AIM OF THE EXERCISE - Return the records word for word. Any pictures in them are not part of the copy.

DATASET ENTRIES -
*-*-*
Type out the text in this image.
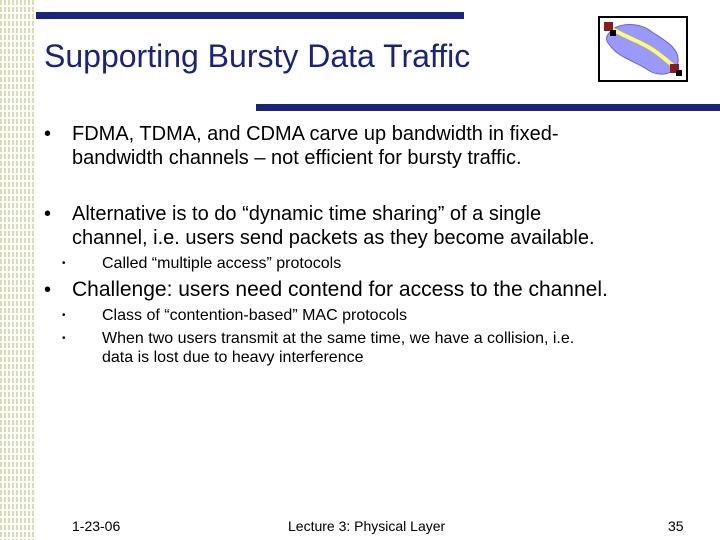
Supporting Bursty Data Traffic
• FDMA, TDMA, and CDMA carve up bandwidth in fixed-
bandwidth channels – not efficient for bursty traffic.
• Alternative is to do “dynamic time sharing” of a single
channel, i.e. users send packets as they become available.
• Called “multiple access” protocols
• Challenge: users need contend for access to the channel.
• Class of “contention-based” MAC protocols
• When two users transmit at the same time, we have a collision, i.e.
data is lost due to heavy interference
1-23-06	Lecture 3: Physical Layer	35
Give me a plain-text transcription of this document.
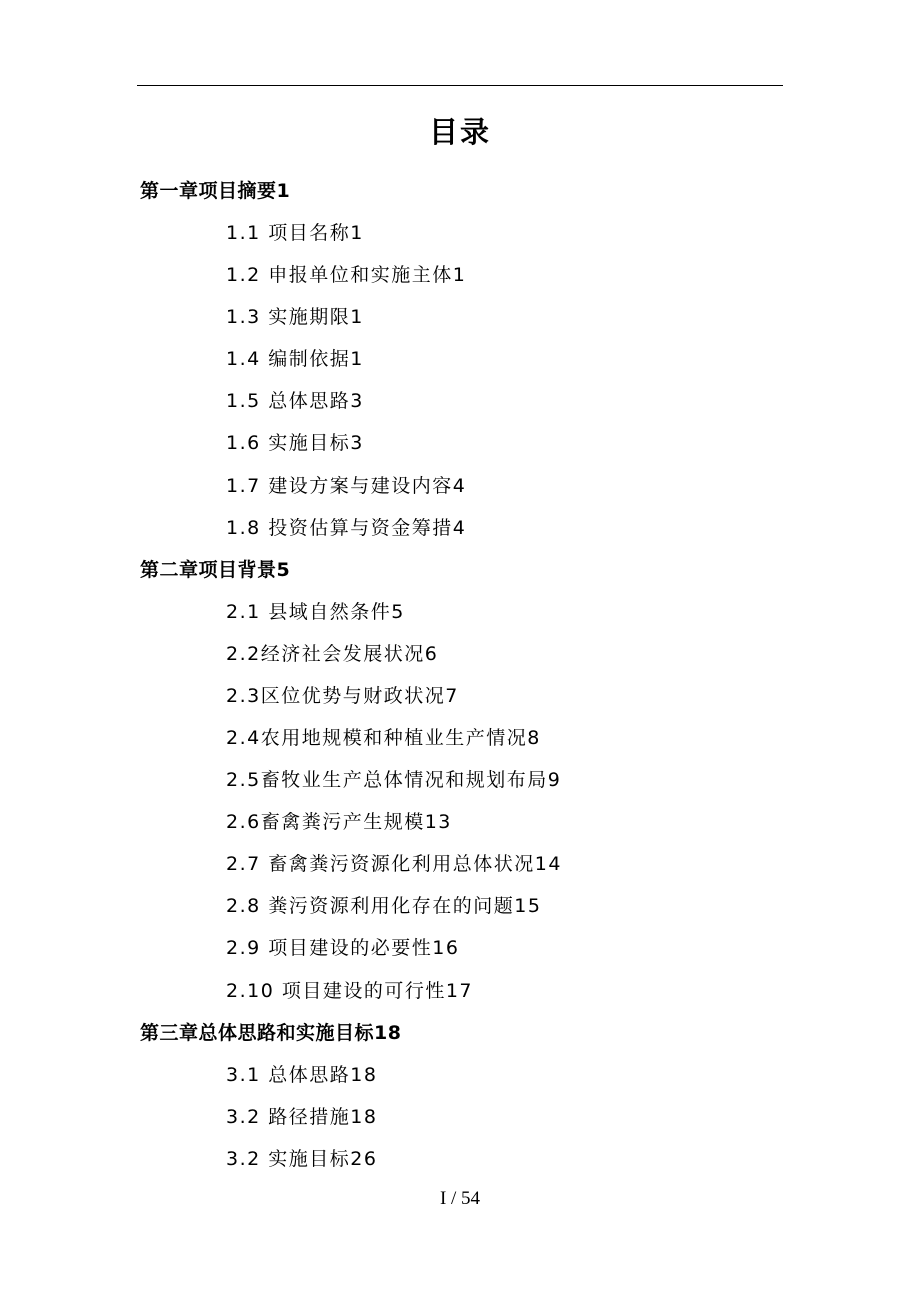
目录
第一章项目摘要1
1.1 项目名称1
1.2 申报单位和实施主体1
1.3 实施期限1
1.4 编制依据1
1.5 总体思路3
1.6 实施目标3
1.7 建设方案与建设内容4
1.8 投资估算与资金筹措4
第二章项目背景5
2.1 县域自然条件5
2.2经济社会发展状况6
2.3区位优势与财政状况7
2.4农用地规模和种植业生产情况8
2.5畜牧业生产总体情况和规划布局9
2.6畜禽粪污产生规模13
2.7 畜禽粪污资源化利用总体状况14
2.8 粪污资源利用化存在的问题15
2.9 项目建设的必要性16
2.10 项目建设的可行性17
第三章总体思路和实施目标18
3.1 总体思路18
3.2 路径措施18
3.2 实施目标26
I / 54
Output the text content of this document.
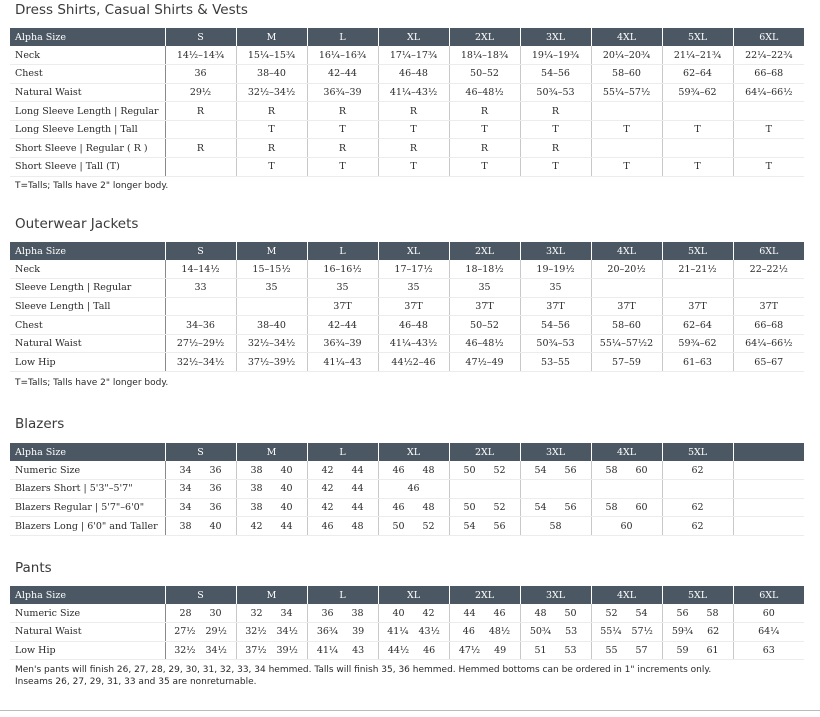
Dress Shirts, Casual Shirts & Vests
Alpha Size	S	M	L	XL	2XL	3XL	4XL	5XL	6XL
Neck	14½–14¾	15¼–15¾	16¼–16¾	17¼–17¾	18¼–18¾	19¼–19¾	20¼–20¾	21¼–21¾	22¼–22¾
Chest	36	38–40	42–44	46–48	50–52	54–56	58–60	62–64	66–68
Natural Waist	29½	32½–34½	36¾–39	41¼–43½	46–48½	50¾–53	55¼–57½	59¾–62	64¼–66½
Long Sleeve Length | Regular	R	R	R	R	R	R			
Long Sleeve Length | Tall		T	T	T	T	T	T	T	T
Short Sleeve | Regular ( R )	R	R	R	R	R	R			
Short Sleeve | Tall (T)		T	T	T	T	T	T	T	T
T=Talls; Talls have 2" longer body.
Outerwear Jackets
Alpha Size	S	M	L	XL	2XL	3XL	4XL	5XL	6XL
Neck	14–14½	15–15½	16–16½	17–17½	18–18½	19–19½	20–20½	21–21½	22–22½
Sleeve Length | Regular	33	35	35	35	35	35			
Sleeve Length | Tall			37T	37T	37T	37T	37T	37T	37T
Chest	34–36	38–40	42–44	46–48	50–52	54–56	58–60	62–64	66–68
Natural Waist	27½–29½	32½–34½	36¾–39	41¼–43½	46–48½	50¾–53	55¼–57½2	59¾–62	64¼–66½
Low Hip	32½–34½	37½–39½	41¼–43	44½2–46	47½–49	53–55	57–59	61–63	65–67
T=Talls; Talls have 2" longer body.
Blazers
Alpha Size	S	M	L	XL	2XL	3XL	4XL	5XL	
Numeric Size	34 36	38 40	42 44	46 48	50 52	54 56	58 60	62	

Blazers Short | 5'3"–5'7"	34 36	38 40	42 44	46					

Blazers Regular | 5'7"–6'0"	34 36	38 40	42 44	46 48	50 52	54 56	58 60	62	

Blazers Long | 6'0" and Taller	38 40	42 44	46 48	50 52	54 56	58	60	62	

Pants
Alpha Size	S	M	L	XL	2XL	3XL	4XL	5XL	6XL
Numeric Size	28 30	32 34	36 38	40 42	44 46	48 50	52 54	56 58	60

Natural Waist	27½ 29½	32½ 34½	36¾ 39	41¼ 43½	46 48½	50¾ 53	55¼ 57½	59¾ 62	64¼

Low Hip	32½ 34½	37½ 39½	41¼ 43	44½ 46	47½ 49	51 53	55 57	59 61	63
Men's pants will finish 26, 27, 28, 29, 30, 31, 32, 33, 34 hemmed. Talls will finish 35, 36 hemmed. Hemmed bottoms can be ordered in 1" increments only.
Inseams 26, 27, 29, 31, 33 and 35 are nonreturnable.
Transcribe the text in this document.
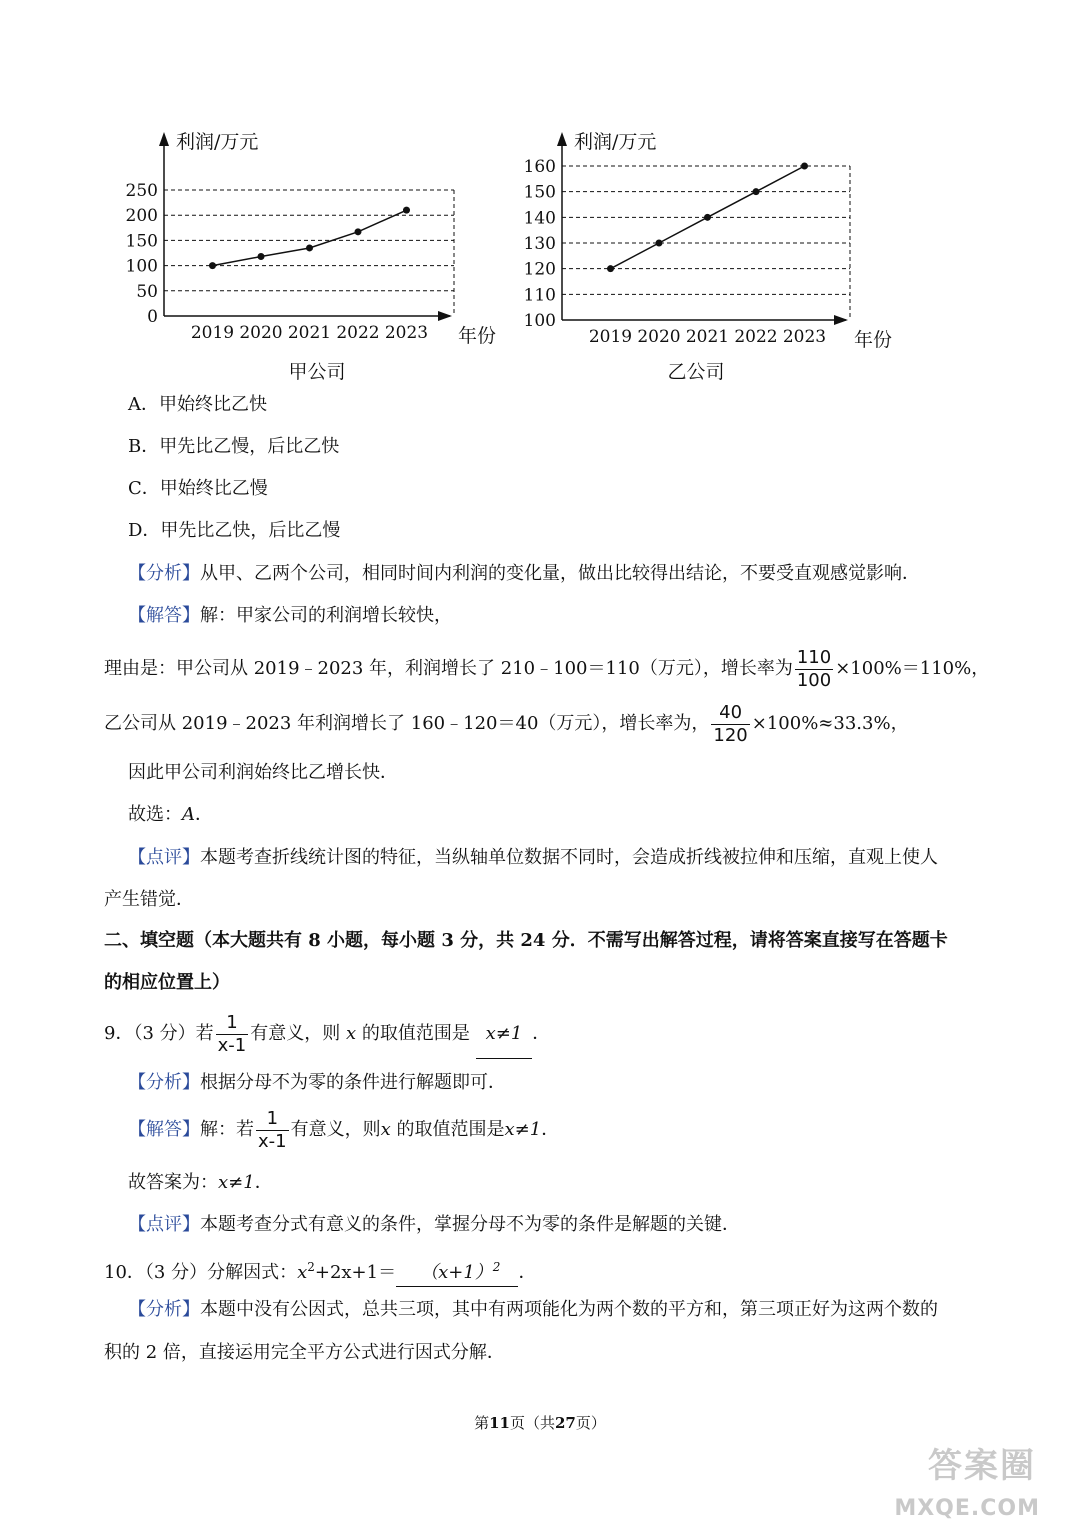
0
50
100
150
200
250
2019 2020 2021 2022 2023
利润/万元
年份
甲公司
100
110
120
130
140
150
160
2019 2020 2021 2022 2023
利润/万元
年份
乙公司
A．甲始终比乙快
B．甲先比乙慢，后比乙快
C．甲始终比乙慢
D．甲先比乙快，后比乙慢
【分析】从甲、乙两个公司，相同时间内利润的变化量，做出比较得出结论，不要受直观感觉影响．
【解答】解：甲家公司的利润增长较快，
理由是：甲公司从 2019﹣2023 年，利润增长了 210﹣100＝110（万元），增长率为 $\frac{110}{100} \times 100\%=110\%$，
乙公司从 2019﹣2023 年利润增长了 160﹣120＝40（万元），增长率为， $\frac{40}{120} \times 100\%\approx 33.3\%$，
因此甲公司利润始终比乙增长快．
故选：A．
【点评】本题考查折线统计图的特征，当纵轴单位数据不同时，会造成折线被拉伸和压缩，直观上使人
产生错觉．
二、填空题（本大题共有 8 小题，每小题 3 分，共 24 分．不需写出解答过程，请将答案直接写在答题卡
的相应位置上）
9．（3 分）若 $\frac{1}{x-1}$ 有意义，则 x 的取值范围是 x≠1 ．
【分析】根据分母不为零的条件进行解题即可．
【解答】解：若 $\frac{1}{x-1}$ 有意义，则x 的取值范围是x≠1．
故答案为：x≠1．
【点评】本题考查分式有意义的条件，掌握分母不为零的条件是解题的关键．
10．（3 分）分解因式：$x^2+2x+1= (x+1)^2$ ．
【分析】本题中没有公因式，总共三项，其中有两项能化为两个数的平方和，第三项正好为这两个数的
积的 2 倍，直接运用完全平方公式进行因式分解．
第11页（共27页）
答案圈
MXQE.COM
*-*-*
FINISHED ANSWER -
Type out the text in this image.
Supporting Bursty Data Traffic
• FDMA, TDMA, and CDMA carve up bandwidth in fixed-
bandwidth channels – not efficient for bursty traffic.
• Alternative is to do “dynamic time sharing” of a single
channel, i.e. users send packets as they become available.
• Called “multiple access” protocols
• Challenge: users need contend for access to the channel.
• Class of “contention-based” MAC protocols
• When two users transmit at the same time, we have a collision, i.e.
data is lost due to heavy interference
1-23-06	Lecture 3: Physical Layer	35
Give me a plain-text transcription of this document.
目录
第一章项目摘要1
1.1 项目名称1
1.2 申报单位和实施主体1
1.3 实施期限1
1.4 编制依据1
1.5 总体思路3
1.6 实施目标3
1.7 建设方案与建设内容4
1.8 投资估算与资金筹措4
第二章项目背景5
2.1 县域自然条件5
2.2经济社会发展状况6
2.3区位优势与财政状况7
2.4农用地规模和种植业生产情况8
2.5畜牧业生产总体情况和规划布局9
2.6畜禽粪污产生规模13
2.7 畜禽粪污资源化利用总体状况14
2.8 粪污资源利用化存在的问题15
2.9 项目建设的必要性16
2.10 项目建设的可行性17
第三章总体思路和实施目标18
3.1 总体思路18
3.2 路径措施18
3.2 实施目标26
I / 54
Output the text content of this document.
Dress Shirts, Casual Shirts & Vests
Alpha Size	S	M	L	XL	2XL	3XL	4XL	5XL	6XL
Neck	14½–14¾	15¼–15¾	16¼–16¾	17¼–17¾	18¼–18¾	19¼–19¾	20¼–20¾	21¼–21¾	22¼–22¾
Chest	36	38–40	42–44	46–48	50–52	54–56	58–60	62–64	66–68
Natural Waist	29½	32½–34½	36¾–39	41¼–43½	46–48½	50¾–53	55¼–57½	59¾–62	64¼–66½
Long Sleeve Length | Regular	R	R	R	R	R	R			
Long Sleeve Length | Tall		T	T	T	T	T	T	T	T
Short Sleeve | Regular ( R )	R	R	R	R	R	R			
Short Sleeve | Tall (T)		T	T	T	T	T	T	T	T
T=Talls; Talls have 2" longer body.
Outerwear Jackets
Alpha Size	S	M	L	XL	2XL	3XL	4XL	5XL	6XL
Neck	14–14½	15–15½	16–16½	17–17½	18–18½	19–19½	20–20½	21–21½	22–22½
Sleeve Length | Regular	33	35	35	35	35	35			
Sleeve Length | Tall			37T	37T	37T	37T	37T	37T	37T
Chest	34–36	38–40	42–44	46–48	50–52	54–56	58–60	62–64	66–68
Natural Waist	27½–29½	32½–34½	36¾–39	41¼–43½	46–48½	50¾–53	55¼–57½2	59¾–62	64¼–66½
Low Hip	32½–34½	37½–39½	41¼–43	44½2–46	47½–49	53–55	57–59	61–63	65–67
T=Talls; Talls have 2" longer body.
Blazers
Alpha Size	S	M	L	XL	2XL	3XL	4XL	5XL	
Numeric Size	34 36	38 40	42 44	46 48	50 52	54 56	58 60	62	

Blazers Short | 5'3"–5'7"	34 36	38 40	42 44	46					

Blazers Regular | 5'7"–6'0"	34 36	38 40	42 44	46 48	50 52	54 56	58 60	62	

Blazers Long | 6'0" and Taller	38 40	42 44	46 48	50 52	54 56	58	60	62	

Pants
Alpha Size	S	M	L	XL	2XL	3XL	4XL	5XL	6XL
Numeric Size	28 30	32 34	36 38	40 42	44 46	48 50	52 54	56 58	60

Natural Waist	27½ 29½	32½ 34½	36¾ 39	41¼ 43½	46 48½	50¾ 53	55¼ 57½	59¾ 62	64¼

Low Hip	32½ 34½	37½ 39½	41¼ 43	44½ 46	47½ 49	51 53	55 57	59 61	63
Men's pants will finish 26, 27, 28, 29, 30, 31, 32, 33, 34 hemmed. Talls will finish 35, 36 hemmed. Hemmed bottoms can be ordered in 1" increments only.
Inseams 26, 27, 29, 31, 33 and 35 are nonreturnable.
Transcribe the text in this document.
0
50
100
150
200
250
2019 2020 2021 2022 2023
利润/万元
年份
甲公司
100
110
120
130
140
150
160
2019 2020 2021 2022 2023
利润/万元
年份
乙公司
A．甲始终比乙快
B．甲先比乙慢，后比乙快
C．甲始终比乙慢
D．甲先比乙快，后比乙慢
【分析】从甲、乙两个公司，相同时间内利润的变化量，做出比较得出结论，不要受直观感觉影响．
【解答】解：甲家公司的利润增长较快，
理由是：甲公司从 2019﹣2023 年，利润增长了 210﹣100＝110（万元），增长率为 $\frac{110}{100} \times 100\%=110\%$，
乙公司从 2019﹣2023 年利润增长了 160﹣120＝40（万元），增长率为， $\frac{40}{120} \times 100\%\approx 33.3\%$，
因此甲公司利润始终比乙增长快．
故选：A．
【点评】本题考查折线统计图的特征，当纵轴单位数据不同时，会造成折线被拉伸和压缩，直观上使人
产生错觉．
二、填空题（本大题共有 8 小题，每小题 3 分，共 24 分．不需写出解答过程，请将答案直接写在答题卡
的相应位置上）
9．（3 分）若 $\frac{1}{x-1}$ 有意义，则 x 的取值范围是 x≠1 ．
【分析】根据分母不为零的条件进行解题即可．
【解答】解：若 $\frac{1}{x-1}$ 有意义，则x 的取值范围是x≠1．
故答案为：x≠1．
【点评】本题考查分式有意义的条件，掌握分母不为零的条件是解题的关键．
10．（3 分）分解因式：$x^2+2x+1= (x+1)^2$ ．
【分析】本题中没有公因式，总共三项，其中有两项能化为两个数的平方和，第三项正好为这两个数的
积的 2 倍，直接运用完全平方公式进行因式分解．
第11页（共27页）
答案圈
MXQE.COM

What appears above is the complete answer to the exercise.